▸ **Task**:
Check every line of the data below for the string "links", and copy the ones that hold it.

▸ **Given records**:

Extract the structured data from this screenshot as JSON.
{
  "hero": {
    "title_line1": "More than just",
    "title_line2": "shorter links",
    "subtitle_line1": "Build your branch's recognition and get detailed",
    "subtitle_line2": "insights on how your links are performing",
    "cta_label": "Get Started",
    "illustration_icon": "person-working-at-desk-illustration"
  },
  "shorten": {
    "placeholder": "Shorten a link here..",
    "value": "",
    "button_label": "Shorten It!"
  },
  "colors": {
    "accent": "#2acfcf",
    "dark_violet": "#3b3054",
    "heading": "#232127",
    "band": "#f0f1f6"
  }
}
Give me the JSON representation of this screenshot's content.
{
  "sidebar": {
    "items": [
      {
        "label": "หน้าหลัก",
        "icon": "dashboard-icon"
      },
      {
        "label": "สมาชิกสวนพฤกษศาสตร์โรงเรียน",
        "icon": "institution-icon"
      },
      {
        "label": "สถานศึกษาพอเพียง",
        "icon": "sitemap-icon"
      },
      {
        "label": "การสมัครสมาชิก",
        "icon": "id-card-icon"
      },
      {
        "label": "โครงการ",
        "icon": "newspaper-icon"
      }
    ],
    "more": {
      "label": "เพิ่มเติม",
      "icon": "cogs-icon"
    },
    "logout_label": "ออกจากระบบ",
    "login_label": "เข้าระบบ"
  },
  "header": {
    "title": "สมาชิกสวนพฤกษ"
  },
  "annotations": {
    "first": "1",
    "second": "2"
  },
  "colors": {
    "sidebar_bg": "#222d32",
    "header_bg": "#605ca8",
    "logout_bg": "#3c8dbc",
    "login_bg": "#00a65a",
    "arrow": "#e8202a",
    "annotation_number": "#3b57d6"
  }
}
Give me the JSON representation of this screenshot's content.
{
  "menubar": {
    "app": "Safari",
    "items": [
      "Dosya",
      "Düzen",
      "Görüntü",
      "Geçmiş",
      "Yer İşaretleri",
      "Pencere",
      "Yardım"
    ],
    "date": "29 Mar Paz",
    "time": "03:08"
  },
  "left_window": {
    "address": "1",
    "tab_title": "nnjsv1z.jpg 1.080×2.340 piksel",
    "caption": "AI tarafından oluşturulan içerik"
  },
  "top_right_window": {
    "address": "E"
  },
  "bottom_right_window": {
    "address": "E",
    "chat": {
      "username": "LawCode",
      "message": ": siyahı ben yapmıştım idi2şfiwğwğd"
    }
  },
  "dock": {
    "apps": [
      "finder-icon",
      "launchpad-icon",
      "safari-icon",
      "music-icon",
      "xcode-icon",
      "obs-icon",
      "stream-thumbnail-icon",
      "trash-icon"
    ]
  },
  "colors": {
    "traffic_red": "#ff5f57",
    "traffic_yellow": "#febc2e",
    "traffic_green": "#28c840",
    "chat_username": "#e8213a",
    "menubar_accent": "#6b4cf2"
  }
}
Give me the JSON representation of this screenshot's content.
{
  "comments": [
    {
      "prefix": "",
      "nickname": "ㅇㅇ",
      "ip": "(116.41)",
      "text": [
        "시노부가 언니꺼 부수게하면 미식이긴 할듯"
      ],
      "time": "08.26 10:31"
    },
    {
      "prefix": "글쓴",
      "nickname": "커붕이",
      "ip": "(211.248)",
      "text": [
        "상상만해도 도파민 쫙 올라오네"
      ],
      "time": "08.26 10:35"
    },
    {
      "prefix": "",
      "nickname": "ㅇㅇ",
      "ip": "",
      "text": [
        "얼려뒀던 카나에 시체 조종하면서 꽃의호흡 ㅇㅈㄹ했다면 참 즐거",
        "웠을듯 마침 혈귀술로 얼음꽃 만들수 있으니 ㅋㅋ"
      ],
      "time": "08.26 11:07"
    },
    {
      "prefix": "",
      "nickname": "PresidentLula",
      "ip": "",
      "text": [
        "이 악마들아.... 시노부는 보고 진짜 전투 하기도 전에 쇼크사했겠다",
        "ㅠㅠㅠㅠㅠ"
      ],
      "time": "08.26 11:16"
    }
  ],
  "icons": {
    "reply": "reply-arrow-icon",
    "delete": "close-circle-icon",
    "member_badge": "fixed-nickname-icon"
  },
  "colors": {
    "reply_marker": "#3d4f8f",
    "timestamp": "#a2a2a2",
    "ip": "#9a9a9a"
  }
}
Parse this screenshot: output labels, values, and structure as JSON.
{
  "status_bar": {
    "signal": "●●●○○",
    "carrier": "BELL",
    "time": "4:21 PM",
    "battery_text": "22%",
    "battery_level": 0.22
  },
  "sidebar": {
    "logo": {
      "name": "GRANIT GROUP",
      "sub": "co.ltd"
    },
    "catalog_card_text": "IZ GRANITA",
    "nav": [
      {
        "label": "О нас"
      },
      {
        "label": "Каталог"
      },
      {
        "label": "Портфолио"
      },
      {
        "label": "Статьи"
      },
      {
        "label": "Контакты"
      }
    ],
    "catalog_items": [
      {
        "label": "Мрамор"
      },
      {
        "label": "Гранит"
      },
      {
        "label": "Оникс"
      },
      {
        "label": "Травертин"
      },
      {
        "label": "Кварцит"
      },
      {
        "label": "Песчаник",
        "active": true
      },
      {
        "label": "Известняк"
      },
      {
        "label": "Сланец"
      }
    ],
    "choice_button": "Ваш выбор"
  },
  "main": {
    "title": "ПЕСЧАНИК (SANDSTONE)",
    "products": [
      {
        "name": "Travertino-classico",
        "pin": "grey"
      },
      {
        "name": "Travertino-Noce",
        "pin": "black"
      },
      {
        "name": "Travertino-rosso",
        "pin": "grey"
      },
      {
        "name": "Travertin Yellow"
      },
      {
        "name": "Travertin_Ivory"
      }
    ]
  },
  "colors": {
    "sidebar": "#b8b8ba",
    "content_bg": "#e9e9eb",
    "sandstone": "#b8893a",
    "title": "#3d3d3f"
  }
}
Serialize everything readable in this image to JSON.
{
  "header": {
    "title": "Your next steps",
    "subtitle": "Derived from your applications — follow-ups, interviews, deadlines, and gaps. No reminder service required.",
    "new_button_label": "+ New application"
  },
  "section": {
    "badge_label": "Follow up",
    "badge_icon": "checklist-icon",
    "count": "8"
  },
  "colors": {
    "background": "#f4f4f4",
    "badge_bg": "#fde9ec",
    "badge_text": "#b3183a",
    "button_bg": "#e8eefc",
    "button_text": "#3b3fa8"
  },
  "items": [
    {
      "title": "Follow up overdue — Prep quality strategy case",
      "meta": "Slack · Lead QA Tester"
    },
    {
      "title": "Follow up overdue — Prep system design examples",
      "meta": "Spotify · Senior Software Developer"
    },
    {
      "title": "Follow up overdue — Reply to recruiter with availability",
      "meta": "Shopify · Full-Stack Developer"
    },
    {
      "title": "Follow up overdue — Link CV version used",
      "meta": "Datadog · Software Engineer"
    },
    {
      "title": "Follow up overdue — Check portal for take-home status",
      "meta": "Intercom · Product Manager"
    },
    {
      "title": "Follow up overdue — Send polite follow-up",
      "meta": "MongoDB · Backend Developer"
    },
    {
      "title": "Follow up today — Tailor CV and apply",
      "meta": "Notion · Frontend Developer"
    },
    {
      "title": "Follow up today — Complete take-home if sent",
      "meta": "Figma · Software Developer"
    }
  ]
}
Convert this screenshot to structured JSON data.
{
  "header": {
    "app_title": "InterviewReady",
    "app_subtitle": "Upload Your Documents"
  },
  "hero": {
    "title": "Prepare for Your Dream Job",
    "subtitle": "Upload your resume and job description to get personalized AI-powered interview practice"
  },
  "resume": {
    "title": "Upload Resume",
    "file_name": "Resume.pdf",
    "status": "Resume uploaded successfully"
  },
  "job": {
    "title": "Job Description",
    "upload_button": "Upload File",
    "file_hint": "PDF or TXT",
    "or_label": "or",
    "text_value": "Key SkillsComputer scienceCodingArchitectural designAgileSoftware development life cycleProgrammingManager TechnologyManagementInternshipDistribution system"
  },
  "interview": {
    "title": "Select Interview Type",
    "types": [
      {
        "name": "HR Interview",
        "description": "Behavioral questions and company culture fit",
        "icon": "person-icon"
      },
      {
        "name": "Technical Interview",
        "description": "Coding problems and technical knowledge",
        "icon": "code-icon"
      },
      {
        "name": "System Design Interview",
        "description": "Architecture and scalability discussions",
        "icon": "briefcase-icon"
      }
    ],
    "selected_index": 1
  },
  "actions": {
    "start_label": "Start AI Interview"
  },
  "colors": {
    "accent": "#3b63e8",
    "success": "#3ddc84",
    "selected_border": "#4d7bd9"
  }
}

▸ **Full solution**:
    "title_line2": "shorter links",
    "subtitle_line2": "insights on how your links are performing",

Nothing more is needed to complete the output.